• _WHAT NEEDS TO BE DONE_
Some lines of these records may hold the word "bond"; state how many, using only the number.
--- Begin ---
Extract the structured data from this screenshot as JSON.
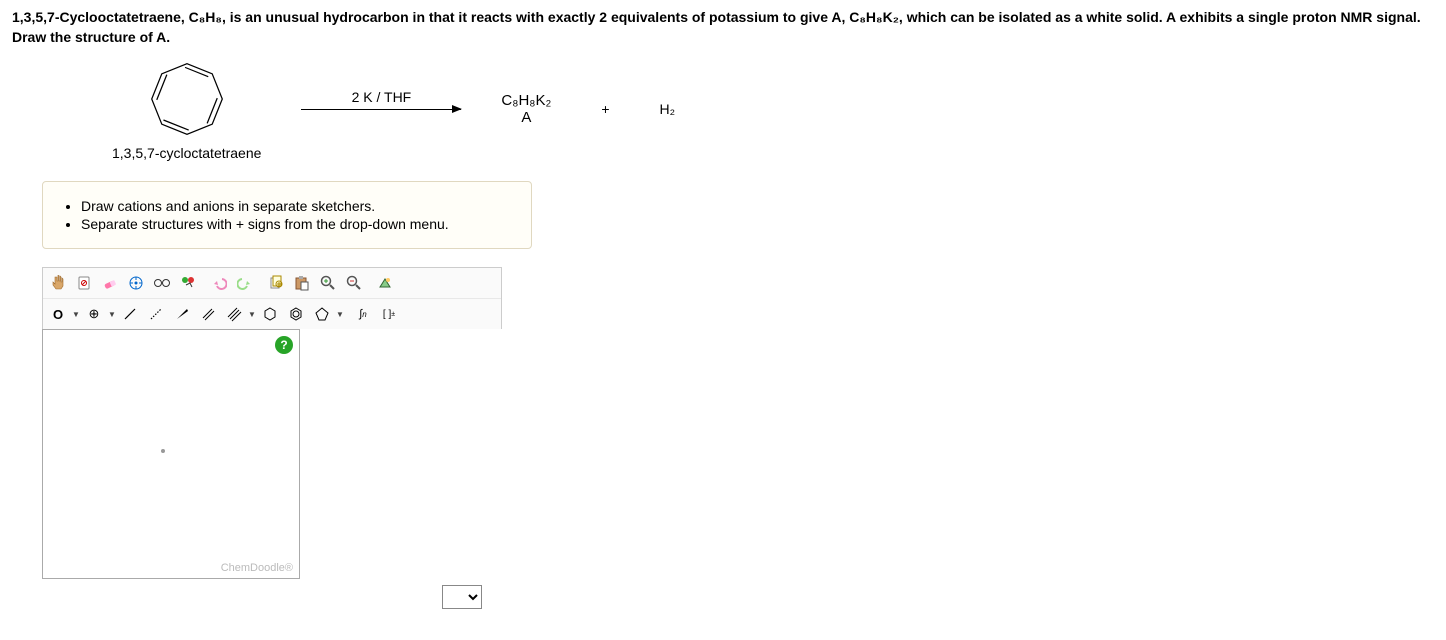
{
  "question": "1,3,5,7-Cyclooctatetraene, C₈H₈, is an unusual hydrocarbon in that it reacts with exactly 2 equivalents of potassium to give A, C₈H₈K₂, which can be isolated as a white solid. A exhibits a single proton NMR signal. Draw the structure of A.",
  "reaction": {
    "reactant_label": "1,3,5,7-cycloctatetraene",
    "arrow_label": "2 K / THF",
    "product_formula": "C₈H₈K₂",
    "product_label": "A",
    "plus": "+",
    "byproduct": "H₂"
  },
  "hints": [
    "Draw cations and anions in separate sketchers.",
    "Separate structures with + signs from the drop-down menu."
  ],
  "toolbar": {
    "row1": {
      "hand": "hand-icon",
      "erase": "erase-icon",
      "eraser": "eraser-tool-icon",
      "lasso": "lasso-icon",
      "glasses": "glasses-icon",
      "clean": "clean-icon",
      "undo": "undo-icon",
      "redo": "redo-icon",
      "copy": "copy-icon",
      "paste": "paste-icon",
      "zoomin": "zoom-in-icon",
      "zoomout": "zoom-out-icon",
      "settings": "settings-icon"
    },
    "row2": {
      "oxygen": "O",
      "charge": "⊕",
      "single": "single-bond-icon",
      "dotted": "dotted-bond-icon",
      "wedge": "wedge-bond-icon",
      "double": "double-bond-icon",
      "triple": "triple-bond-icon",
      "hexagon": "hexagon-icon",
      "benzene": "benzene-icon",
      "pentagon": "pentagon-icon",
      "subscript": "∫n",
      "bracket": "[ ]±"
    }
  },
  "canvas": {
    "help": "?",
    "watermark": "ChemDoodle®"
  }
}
--- End ---
--- Begin ---
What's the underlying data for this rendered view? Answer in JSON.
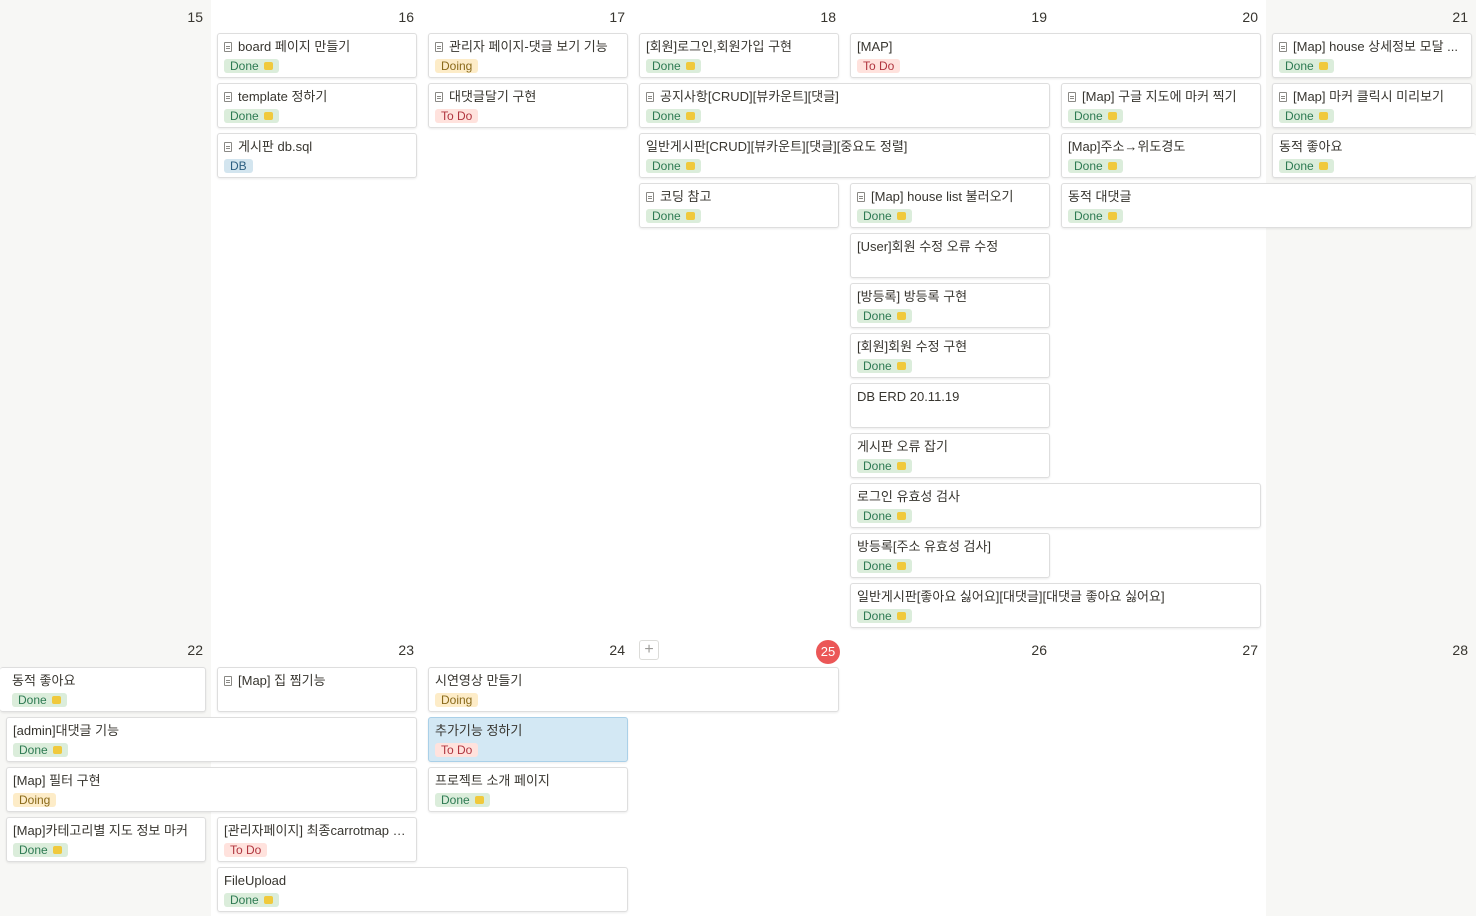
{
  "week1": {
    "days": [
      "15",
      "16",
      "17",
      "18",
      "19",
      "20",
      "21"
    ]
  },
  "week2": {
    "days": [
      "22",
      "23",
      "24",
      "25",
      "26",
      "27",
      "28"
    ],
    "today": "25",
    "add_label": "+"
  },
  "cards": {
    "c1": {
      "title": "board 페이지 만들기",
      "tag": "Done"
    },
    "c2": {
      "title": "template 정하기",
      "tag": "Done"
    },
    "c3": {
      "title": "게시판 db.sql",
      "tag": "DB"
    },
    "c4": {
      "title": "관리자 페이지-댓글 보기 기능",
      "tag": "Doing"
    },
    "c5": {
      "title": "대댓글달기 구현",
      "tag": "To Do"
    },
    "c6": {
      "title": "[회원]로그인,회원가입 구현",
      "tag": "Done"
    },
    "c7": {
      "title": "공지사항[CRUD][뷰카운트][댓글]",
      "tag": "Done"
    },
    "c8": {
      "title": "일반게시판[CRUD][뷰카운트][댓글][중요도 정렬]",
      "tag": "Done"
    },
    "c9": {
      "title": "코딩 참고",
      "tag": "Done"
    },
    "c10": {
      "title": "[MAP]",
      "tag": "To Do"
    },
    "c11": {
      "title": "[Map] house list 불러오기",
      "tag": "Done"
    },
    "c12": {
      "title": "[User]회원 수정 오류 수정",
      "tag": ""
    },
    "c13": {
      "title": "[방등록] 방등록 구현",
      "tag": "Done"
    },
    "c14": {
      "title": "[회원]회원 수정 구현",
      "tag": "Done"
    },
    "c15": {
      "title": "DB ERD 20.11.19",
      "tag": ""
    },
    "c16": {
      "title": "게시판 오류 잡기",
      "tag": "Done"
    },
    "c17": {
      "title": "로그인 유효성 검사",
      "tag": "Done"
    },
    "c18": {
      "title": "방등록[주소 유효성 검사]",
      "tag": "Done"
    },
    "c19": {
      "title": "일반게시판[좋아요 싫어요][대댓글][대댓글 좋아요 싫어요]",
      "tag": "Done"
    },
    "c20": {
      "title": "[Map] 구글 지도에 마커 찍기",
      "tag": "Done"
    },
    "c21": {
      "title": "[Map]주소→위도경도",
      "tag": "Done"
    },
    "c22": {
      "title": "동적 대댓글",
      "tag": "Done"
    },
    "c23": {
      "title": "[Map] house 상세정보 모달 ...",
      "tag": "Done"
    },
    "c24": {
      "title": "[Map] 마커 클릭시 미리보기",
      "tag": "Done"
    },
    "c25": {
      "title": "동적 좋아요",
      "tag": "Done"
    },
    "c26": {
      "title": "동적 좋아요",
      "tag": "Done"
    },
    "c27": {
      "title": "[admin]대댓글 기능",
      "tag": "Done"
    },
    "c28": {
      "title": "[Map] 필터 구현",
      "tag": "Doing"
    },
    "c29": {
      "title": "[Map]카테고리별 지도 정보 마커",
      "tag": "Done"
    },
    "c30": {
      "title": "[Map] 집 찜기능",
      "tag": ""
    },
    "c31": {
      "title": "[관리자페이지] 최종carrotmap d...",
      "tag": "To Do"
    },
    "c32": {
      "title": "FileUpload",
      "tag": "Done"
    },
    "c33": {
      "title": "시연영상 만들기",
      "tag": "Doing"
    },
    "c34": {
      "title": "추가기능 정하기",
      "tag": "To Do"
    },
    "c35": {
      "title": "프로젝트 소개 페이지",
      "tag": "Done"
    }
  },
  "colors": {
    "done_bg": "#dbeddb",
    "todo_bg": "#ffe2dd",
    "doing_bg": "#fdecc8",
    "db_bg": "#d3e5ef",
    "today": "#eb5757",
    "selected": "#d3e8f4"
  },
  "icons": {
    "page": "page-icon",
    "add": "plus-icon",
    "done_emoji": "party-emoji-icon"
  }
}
--- End ---
• _WRITTEN ANSWER_
5